# EXERCISE INPUT
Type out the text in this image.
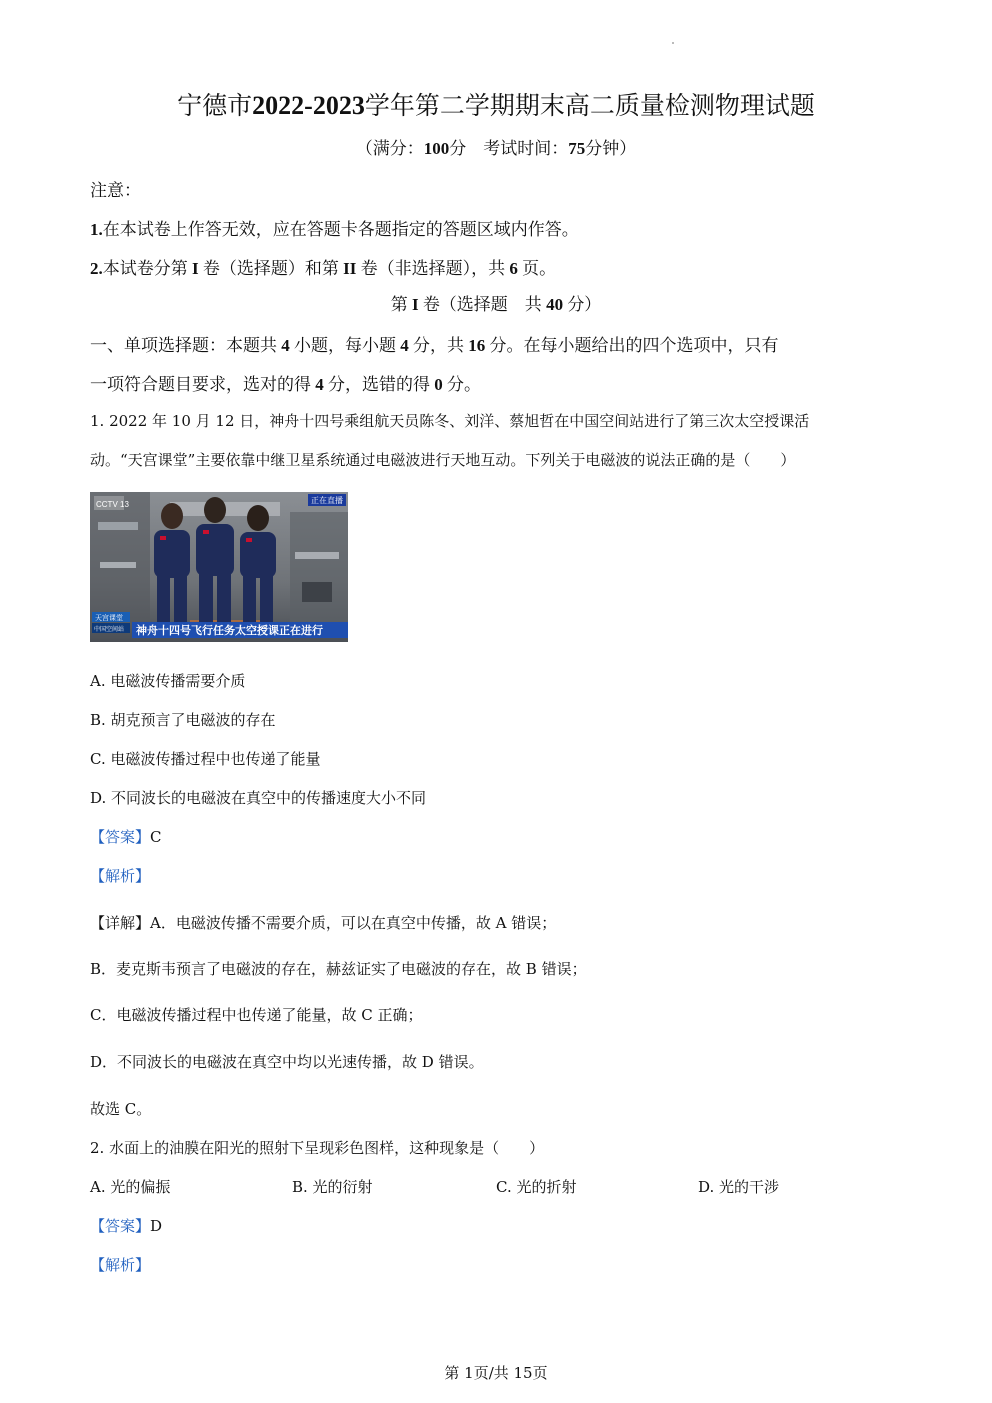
宁德市2022-2023学年第二学期期末高二质量检测物理试题
（满分：100分　考试时间：75分钟）
注意：
1.在本试卷上作答无效，应在答题卡各题指定的答题区域内作答。
2.本试卷分第 I 卷（选择题）和第 II 卷（非选择题），共 6 页。
第 I 卷（选择题　共 40 分）
一、单项选择题：本题共 4 小题，每小题 4 分，共 16 分。在每小题给出的四个选项中，只有
一项符合题目要求，选对的得 4 分，选错的得 0 分。
1. 2022 年 10 月 12 日，神舟十四号乘组航天员陈冬、刘洋、蔡旭哲在中国空间站进行了第三次太空授课活
动。“天宫课堂”主要依靠中继卫星系统通过电磁波进行天地互动。下列关于电磁波的说法正确的是（　　）
CCTV 13	正在直播
天宫课堂
中国空间站 神舟十四号飞行任务太空授课正在进行
A. 电磁波传播需要介质
B. 胡克预言了电磁波的存在
C. 电磁波传播过程中也传递了能量
D. 不同波长的电磁波在真空中的传播速度大小不同
【答案】C
【解析】
【详解】A．电磁波传播不需要介质，可以在真空中传播，故 A 错误；
B．麦克斯韦预言了电磁波的存在，赫兹证实了电磁波的存在，故 B 错误；
C．电磁波传播过程中也传递了能量，故 C 正确；
D．不同波长的电磁波在真空中均以光速传播，故 D 错误。
故选 C。
2. 水面上的油膜在阳光的照射下呈现彩色图样，这种现象是（　　）
A. 光的偏振	B. 光的衍射	C. 光的折射	D. 光的干涉
【答案】D
【解析】
第 1页/共 15页
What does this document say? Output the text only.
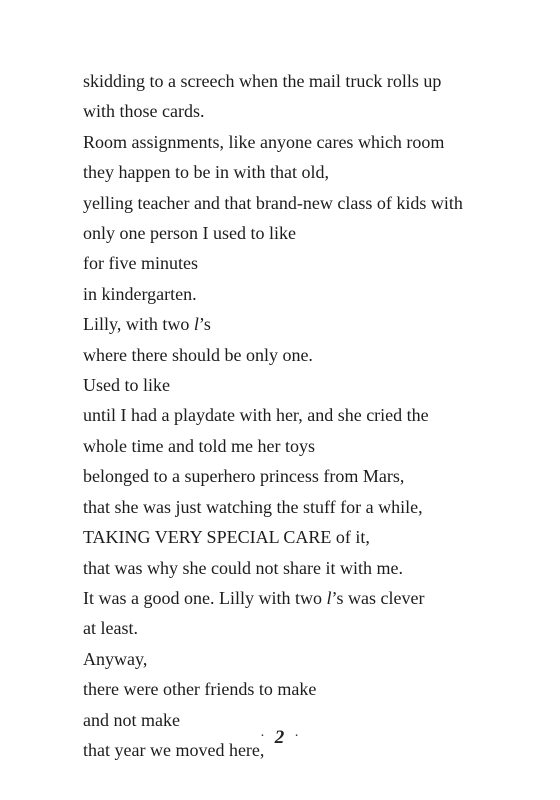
skidding to a screech when the mail truck rolls up
with those cards.
Room assignments, like anyone cares which room
they happen to be in with that old,
yelling teacher and that brand-new class of kids with
only one person I used to like
for five minutes
in kindergarten.
Lilly, with two l’s
where there should be only one.
Used to like
until I had a playdate with her, and she cried the
whole time and told me her toys
belonged to a superhero princess from Mars,
that she was just watching the stuff for a while,
TAKING VERY SPECIAL CARE of it,
that was why she could not share it with me.
It was a good one. Lilly with two l’s was clever
at least.
Anyway,
there were other friends to make
and not make
that year we moved here,
· 2 ·
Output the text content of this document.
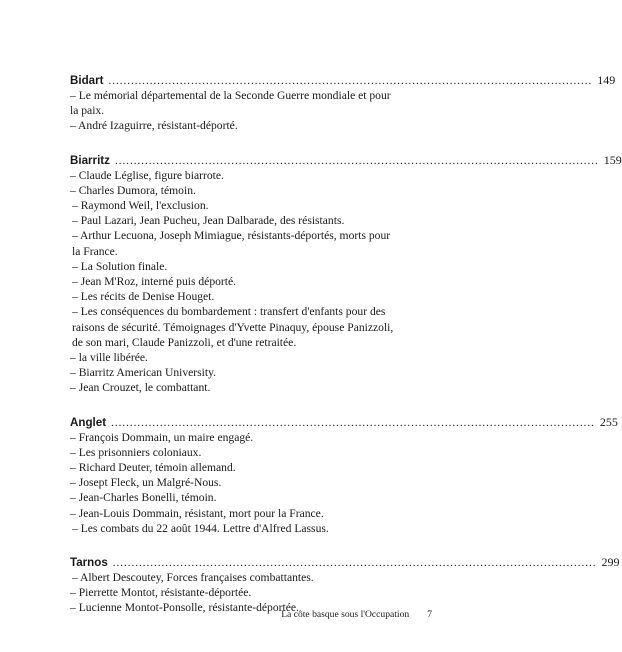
Bidart ................................................................................................................................. 149
– Le mémorial départemental de la Seconde Guerre mondiale et pour la paix.
– André Izaguirre, résistant-déporté.
Biarritz ................................................................................................................................. 159
– Claude Léglise, figure biarrote.
– Charles Dumora, témoin.
– Raymond Weil, l'exclusion.
– Paul Lazari, Jean Pucheu, Jean Dalbarade, des résistants.
– Arthur Lecuona, Joseph Mimiague, résistants-déportés, morts pour la France.
– La Solution finale.
– Jean M'Roz, interné puis déporté.
– Les récits de Denise Houget.
– Les conséquences du bombardement : transfert d'enfants pour des raisons de sécurité. Témoignages d'Yvette Pinaquy, épouse Panizzoli, de son mari, Claude Panizzoli, et d'une retraitée.
– la ville libérée.
– Biarritz American University.
– Jean Crouzet, le combattant.
Anglet ................................................................................................................................. 255
– François Dommain, un maire engagé.
– Les prisonniers coloniaux.
– Richard Deuter, témoin allemand.
– Josept Fleck, un Malgré-Nous.
– Jean-Charles Bonelli, témoin.
– Jean-Louis Dommain, résistant, mort pour la France.
– Les combats du 22 août 1944. Lettre d'Alfred Lassus.
Tarnos ................................................................................................................................. 299
– Albert Descoutey, Forces françaises combattantes.
– Pierrette Montot, résistante-déportée.
– Lucienne Montot-Ponsolle, résistante-déportée.
La côte basque sous l'Occupation 7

# DIRECTIONS
Leave the pictures out and reproduce each record exactly as written.

# FINISHED TASK
Type out the text in this image.
宁德市2022-2023学年第二学期期末高二质量检测物理试题
（满分：100分　考试时间：75分钟）
注意：
1.在本试卷上作答无效，应在答题卡各题指定的答题区域内作答。
2.本试卷分第 I 卷（选择题）和第 II 卷（非选择题），共 6 页。
第 I 卷（选择题　共 40 分）
一、单项选择题：本题共 4 小题，每小题 4 分，共 16 分。在每小题给出的四个选项中，只有
一项符合题目要求，选对的得 4 分，选错的得 0 分。
1. 2022 年 10 月 12 日，神舟十四号乘组航天员陈冬、刘洋、蔡旭哲在中国空间站进行了第三次太空授课活
动。“天宫课堂”主要依靠中继卫星系统通过电磁波进行天地互动。下列关于电磁波的说法正确的是（　　）
CCTV 13	正在直播
天宫课堂
中国空间站 神舟十四号飞行任务太空授课正在进行
A. 电磁波传播需要介质
B. 胡克预言了电磁波的存在
C. 电磁波传播过程中也传递了能量
D. 不同波长的电磁波在真空中的传播速度大小不同
【答案】C
【解析】
【详解】A．电磁波传播不需要介质，可以在真空中传播，故 A 错误；
B．麦克斯韦预言了电磁波的存在，赫兹证实了电磁波的存在，故 B 错误；
C．电磁波传播过程中也传递了能量，故 C 正确；
D．不同波长的电磁波在真空中均以光速传播，故 D 错误。
故选 C。
2. 水面上的油膜在阳光的照射下呈现彩色图样，这种现象是（　　）
A. 光的偏振	B. 光的衍射	C. 光的折射	D. 光的干涉
【答案】D
【解析】
第 1页/共 15页
What does this document say? Output the text only.
skidding to a screech when the mail truck rolls up
with those cards.
Room assignments, like anyone cares which room
they happen to be in with that old,
yelling teacher and that brand-new class of kids with
only one person I used to like
for five minutes
in kindergarten.
Lilly, with two l’s
where there should be only one.
Used to like
until I had a playdate with her, and she cried the
whole time and told me her toys
belonged to a superhero princess from Mars,
that she was just watching the stuff for a while,
TAKING VERY SPECIAL CARE of it,
that was why she could not share it with me.
It was a good one. Lilly with two l’s was clever
at least.
Anyway,
there were other friends to make
and not make
that year we moved here,
· 2 ·
Output the text content of this document.
Bidart ................................................................................................................................. 149
– Le mémorial départemental de la Seconde Guerre mondiale et pour la paix.
– André Izaguirre, résistant-déporté.
Biarritz ................................................................................................................................. 159
– Claude Léglise, figure biarrote.
– Charles Dumora, témoin.
– Raymond Weil, l'exclusion.
– Paul Lazari, Jean Pucheu, Jean Dalbarade, des résistants.
– Arthur Lecuona, Joseph Mimiague, résistants-déportés, morts pour la France.
– La Solution finale.
– Jean M'Roz, interné puis déporté.
– Les récits de Denise Houget.
– Les conséquences du bombardement : transfert d'enfants pour des raisons de sécurité. Témoignages d'Yvette Pinaquy, épouse Panizzoli, de son mari, Claude Panizzoli, et d'une retraitée.
– la ville libérée.
– Biarritz American University.
– Jean Crouzet, le combattant.
Anglet ................................................................................................................................. 255
– François Dommain, un maire engagé.
– Les prisonniers coloniaux.
– Richard Deuter, témoin allemand.
– Josept Fleck, un Malgré-Nous.
– Jean-Charles Bonelli, témoin.
– Jean-Louis Dommain, résistant, mort pour la France.
– Les combats du 22 août 1944. Lettre d'Alfred Lassus.
Tarnos ................................................................................................................................. 299
– Albert Descoutey, Forces françaises combattantes.
– Pierrette Montot, résistante-déportée.
– Lucienne Montot-Ponsolle, résistante-déportée.
La côte basque sous l'Occupation 7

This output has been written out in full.